[Extracted data entries]

- - -

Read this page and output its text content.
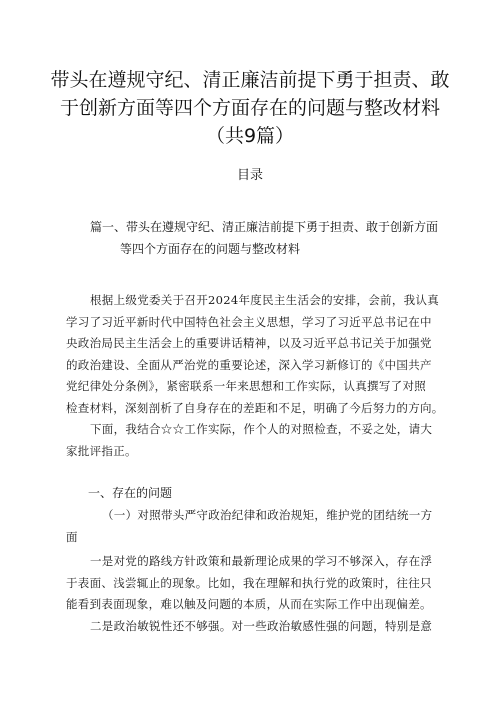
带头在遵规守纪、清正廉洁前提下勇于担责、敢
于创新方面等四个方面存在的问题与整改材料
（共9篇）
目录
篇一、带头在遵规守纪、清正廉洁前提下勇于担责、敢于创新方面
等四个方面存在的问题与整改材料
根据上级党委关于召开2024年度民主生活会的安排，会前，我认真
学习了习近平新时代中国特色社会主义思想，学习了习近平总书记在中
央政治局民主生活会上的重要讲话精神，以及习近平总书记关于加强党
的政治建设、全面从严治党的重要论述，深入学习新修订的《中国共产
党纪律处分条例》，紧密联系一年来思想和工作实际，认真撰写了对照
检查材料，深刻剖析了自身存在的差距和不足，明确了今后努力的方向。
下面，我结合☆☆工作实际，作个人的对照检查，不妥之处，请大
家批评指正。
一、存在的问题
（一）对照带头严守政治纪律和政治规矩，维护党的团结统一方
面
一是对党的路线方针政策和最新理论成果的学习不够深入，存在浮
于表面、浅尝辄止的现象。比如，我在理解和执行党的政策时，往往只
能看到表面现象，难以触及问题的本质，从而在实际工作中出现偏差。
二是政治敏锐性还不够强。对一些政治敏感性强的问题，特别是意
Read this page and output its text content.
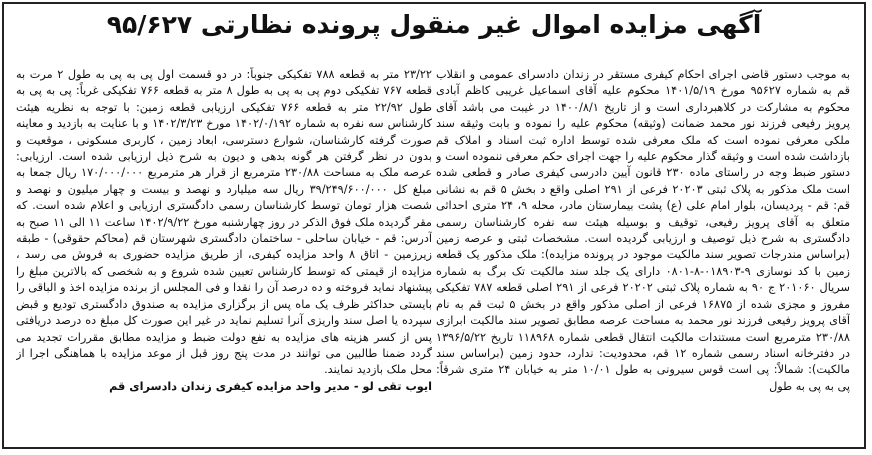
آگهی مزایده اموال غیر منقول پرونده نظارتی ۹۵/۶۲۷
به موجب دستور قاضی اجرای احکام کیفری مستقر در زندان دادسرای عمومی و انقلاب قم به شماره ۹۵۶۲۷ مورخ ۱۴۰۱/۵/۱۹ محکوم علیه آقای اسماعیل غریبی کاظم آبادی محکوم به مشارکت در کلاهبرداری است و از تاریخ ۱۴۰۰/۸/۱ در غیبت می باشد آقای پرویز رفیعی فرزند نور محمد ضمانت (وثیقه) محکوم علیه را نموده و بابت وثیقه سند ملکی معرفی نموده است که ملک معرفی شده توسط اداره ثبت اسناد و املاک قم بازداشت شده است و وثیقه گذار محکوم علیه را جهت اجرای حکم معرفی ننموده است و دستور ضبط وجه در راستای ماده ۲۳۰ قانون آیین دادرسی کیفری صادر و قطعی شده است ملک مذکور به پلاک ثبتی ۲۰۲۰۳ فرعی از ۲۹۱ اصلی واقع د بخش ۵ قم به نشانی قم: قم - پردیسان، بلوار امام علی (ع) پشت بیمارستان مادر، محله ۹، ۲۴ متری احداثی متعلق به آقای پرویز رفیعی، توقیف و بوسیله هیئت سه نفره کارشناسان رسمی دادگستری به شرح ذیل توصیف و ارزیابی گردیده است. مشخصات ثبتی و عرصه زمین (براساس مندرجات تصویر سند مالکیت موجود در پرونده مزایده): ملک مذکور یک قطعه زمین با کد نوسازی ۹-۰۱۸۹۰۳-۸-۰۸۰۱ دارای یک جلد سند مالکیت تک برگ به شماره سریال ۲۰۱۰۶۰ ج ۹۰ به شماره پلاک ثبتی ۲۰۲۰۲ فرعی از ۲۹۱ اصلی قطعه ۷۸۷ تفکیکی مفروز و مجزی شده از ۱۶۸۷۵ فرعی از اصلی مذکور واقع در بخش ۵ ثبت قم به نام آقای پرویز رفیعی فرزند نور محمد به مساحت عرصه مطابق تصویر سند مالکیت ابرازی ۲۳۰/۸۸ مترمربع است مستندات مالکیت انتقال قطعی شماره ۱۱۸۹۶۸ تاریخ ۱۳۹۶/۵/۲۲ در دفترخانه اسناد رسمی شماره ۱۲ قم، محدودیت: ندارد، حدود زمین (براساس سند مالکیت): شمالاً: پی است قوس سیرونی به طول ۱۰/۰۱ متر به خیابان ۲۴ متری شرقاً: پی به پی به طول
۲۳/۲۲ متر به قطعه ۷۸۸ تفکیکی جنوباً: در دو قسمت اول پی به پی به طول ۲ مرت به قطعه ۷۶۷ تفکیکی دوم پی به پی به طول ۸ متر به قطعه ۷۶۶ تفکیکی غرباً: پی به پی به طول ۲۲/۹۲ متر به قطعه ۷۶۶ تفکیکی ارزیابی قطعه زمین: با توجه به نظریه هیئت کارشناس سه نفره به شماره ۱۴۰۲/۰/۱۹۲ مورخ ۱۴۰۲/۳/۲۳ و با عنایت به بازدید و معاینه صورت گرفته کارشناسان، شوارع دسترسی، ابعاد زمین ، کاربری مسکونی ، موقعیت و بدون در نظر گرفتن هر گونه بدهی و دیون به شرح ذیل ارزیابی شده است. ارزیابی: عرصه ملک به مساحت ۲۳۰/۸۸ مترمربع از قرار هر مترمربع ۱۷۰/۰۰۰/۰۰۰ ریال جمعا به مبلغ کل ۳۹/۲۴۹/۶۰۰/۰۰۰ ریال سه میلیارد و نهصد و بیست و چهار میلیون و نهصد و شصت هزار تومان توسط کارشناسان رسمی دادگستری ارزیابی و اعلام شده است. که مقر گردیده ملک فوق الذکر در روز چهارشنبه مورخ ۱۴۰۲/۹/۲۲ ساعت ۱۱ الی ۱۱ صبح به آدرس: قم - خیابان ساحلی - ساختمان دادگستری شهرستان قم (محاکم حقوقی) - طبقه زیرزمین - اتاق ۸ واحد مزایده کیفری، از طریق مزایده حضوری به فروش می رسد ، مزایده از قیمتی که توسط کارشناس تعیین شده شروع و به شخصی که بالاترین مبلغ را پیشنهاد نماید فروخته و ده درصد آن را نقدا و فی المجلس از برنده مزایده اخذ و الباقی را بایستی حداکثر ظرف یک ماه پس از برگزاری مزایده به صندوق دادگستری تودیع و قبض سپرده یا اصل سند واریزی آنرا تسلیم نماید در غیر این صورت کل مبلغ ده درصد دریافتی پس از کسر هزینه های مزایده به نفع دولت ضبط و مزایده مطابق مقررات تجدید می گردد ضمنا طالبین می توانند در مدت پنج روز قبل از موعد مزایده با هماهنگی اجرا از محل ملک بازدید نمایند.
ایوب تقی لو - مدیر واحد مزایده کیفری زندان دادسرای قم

- - -

Exercise details » Without the pictures, restate all of the entries above verbatim.

Expected output »
Read this page and output its text content.
带头在遵规守纪、清正廉洁前提下勇于担责、敢
于创新方面等四个方面存在的问题与整改材料
（共9篇）
目录
篇一、带头在遵规守纪、清正廉洁前提下勇于担责、敢于创新方面
等四个方面存在的问题与整改材料
根据上级党委关于召开2024年度民主生活会的安排，会前，我认真
学习了习近平新时代中国特色社会主义思想，学习了习近平总书记在中
央政治局民主生活会上的重要讲话精神，以及习近平总书记关于加强党
的政治建设、全面从严治党的重要论述，深入学习新修订的《中国共产
党纪律处分条例》，紧密联系一年来思想和工作实际，认真撰写了对照
检查材料，深刻剖析了自身存在的差距和不足，明确了今后努力的方向。
下面，我结合☆☆工作实际，作个人的对照检查，不妥之处，请大
家批评指正。
一、存在的问题
（一）对照带头严守政治纪律和政治规矩，维护党的团结统一方
面
一是对党的路线方针政策和最新理论成果的学习不够深入，存在浮
于表面、浅尝辄止的现象。比如，我在理解和执行党的政策时，往往只
能看到表面现象，难以触及问题的本质，从而在实际工作中出现偏差。
二是政治敏锐性还不够强。对一些政治敏感性强的问题，特别是意
Read this page and output its text content.
آگهی مزایده اموال غیر منقول پرونده نظارتی ۹۵/۶۲۷
به موجب دستور قاضی اجرای احکام کیفری مستقر در زندان دادسرای عمومی و انقلاب قم به شماره ۹۵۶۲۷ مورخ ۱۴۰۱/۵/۱۹ محکوم علیه آقای اسماعیل غریبی کاظم آبادی محکوم به مشارکت در کلاهبرداری است و از تاریخ ۱۴۰۰/۸/۱ در غیبت می باشد آقای پرویز رفیعی فرزند نور محمد ضمانت (وثیقه) محکوم علیه را نموده و بابت وثیقه سند ملکی معرفی نموده است که ملک معرفی شده توسط اداره ثبت اسناد و املاک قم بازداشت شده است و وثیقه گذار محکوم علیه را جهت اجرای حکم معرفی ننموده است و دستور ضبط وجه در راستای ماده ۲۳۰ قانون آیین دادرسی کیفری صادر و قطعی شده است ملک مذکور به پلاک ثبتی ۲۰۲۰۳ فرعی از ۲۹۱ اصلی واقع د بخش ۵ قم به نشانی قم: قم - پردیسان، بلوار امام علی (ع) پشت بیمارستان مادر، محله ۹، ۲۴ متری احداثی متعلق به آقای پرویز رفیعی، توقیف و بوسیله هیئت سه نفره کارشناسان رسمی دادگستری به شرح ذیل توصیف و ارزیابی گردیده است. مشخصات ثبتی و عرصه زمین (براساس مندرجات تصویر سند مالکیت موجود در پرونده مزایده): ملک مذکور یک قطعه زمین با کد نوسازی ۹-۰۱۸۹۰۳-۸-۰۸۰۱ دارای یک جلد سند مالکیت تک برگ به شماره سریال ۲۰۱۰۶۰ ج ۹۰ به شماره پلاک ثبتی ۲۰۲۰۲ فرعی از ۲۹۱ اصلی قطعه ۷۸۷ تفکیکی مفروز و مجزی شده از ۱۶۸۷۵ فرعی از اصلی مذکور واقع در بخش ۵ ثبت قم به نام آقای پرویز رفیعی فرزند نور محمد به مساحت عرصه مطابق تصویر سند مالکیت ابرازی ۲۳۰/۸۸ مترمربع است مستندات مالکیت انتقال قطعی شماره ۱۱۸۹۶۸ تاریخ ۱۳۹۶/۵/۲۲ در دفترخانه اسناد رسمی شماره ۱۲ قم، محدودیت: ندارد، حدود زمین (براساس سند مالکیت): شمالاً: پی است قوس سیرونی به طول ۱۰/۰۱ متر به خیابان ۲۴ متری شرقاً: پی به پی به طول
۲۳/۲۲ متر به قطعه ۷۸۸ تفکیکی جنوباً: در دو قسمت اول پی به پی به طول ۲ مرت به قطعه ۷۶۷ تفکیکی دوم پی به پی به طول ۸ متر به قطعه ۷۶۶ تفکیکی غرباً: پی به پی به طول ۲۲/۹۲ متر به قطعه ۷۶۶ تفکیکی ارزیابی قطعه زمین: با توجه به نظریه هیئت کارشناس سه نفره به شماره ۱۴۰۲/۰/۱۹۲ مورخ ۱۴۰۲/۳/۲۳ و با عنایت به بازدید و معاینه صورت گرفته کارشناسان، شوارع دسترسی، ابعاد زمین ، کاربری مسکونی ، موقعیت و بدون در نظر گرفتن هر گونه بدهی و دیون به شرح ذیل ارزیابی شده است. ارزیابی: عرصه ملک به مساحت ۲۳۰/۸۸ مترمربع از قرار هر مترمربع ۱۷۰/۰۰۰/۰۰۰ ریال جمعا به مبلغ کل ۳۹/۲۴۹/۶۰۰/۰۰۰ ریال سه میلیارد و نهصد و بیست و چهار میلیون و نهصد و شصت هزار تومان توسط کارشناسان رسمی دادگستری ارزیابی و اعلام شده است. که مقر گردیده ملک فوق الذکر در روز چهارشنبه مورخ ۱۴۰۲/۹/۲۲ ساعت ۱۱ الی ۱۱ صبح به آدرس: قم - خیابان ساحلی - ساختمان دادگستری شهرستان قم (محاکم حقوقی) - طبقه زیرزمین - اتاق ۸ واحد مزایده کیفری، از طریق مزایده حضوری به فروش می رسد ، مزایده از قیمتی که توسط کارشناس تعیین شده شروع و به شخصی که بالاترین مبلغ را پیشنهاد نماید فروخته و ده درصد آن را نقدا و فی المجلس از برنده مزایده اخذ و الباقی را بایستی حداکثر ظرف یک ماه پس از برگزاری مزایده به صندوق دادگستری تودیع و قبض سپرده یا اصل سند واریزی آنرا تسلیم نماید در غیر این صورت کل مبلغ ده درصد دریافتی پس از کسر هزینه های مزایده به نفع دولت ضبط و مزایده مطابق مقررات تجدید می گردد ضمنا طالبین می توانند در مدت پنج روز قبل از موعد مزایده با هماهنگی اجرا از محل ملک بازدید نمایند.
ایوب تقی لو - مدیر واحد مزایده کیفری زندان دادسرای قم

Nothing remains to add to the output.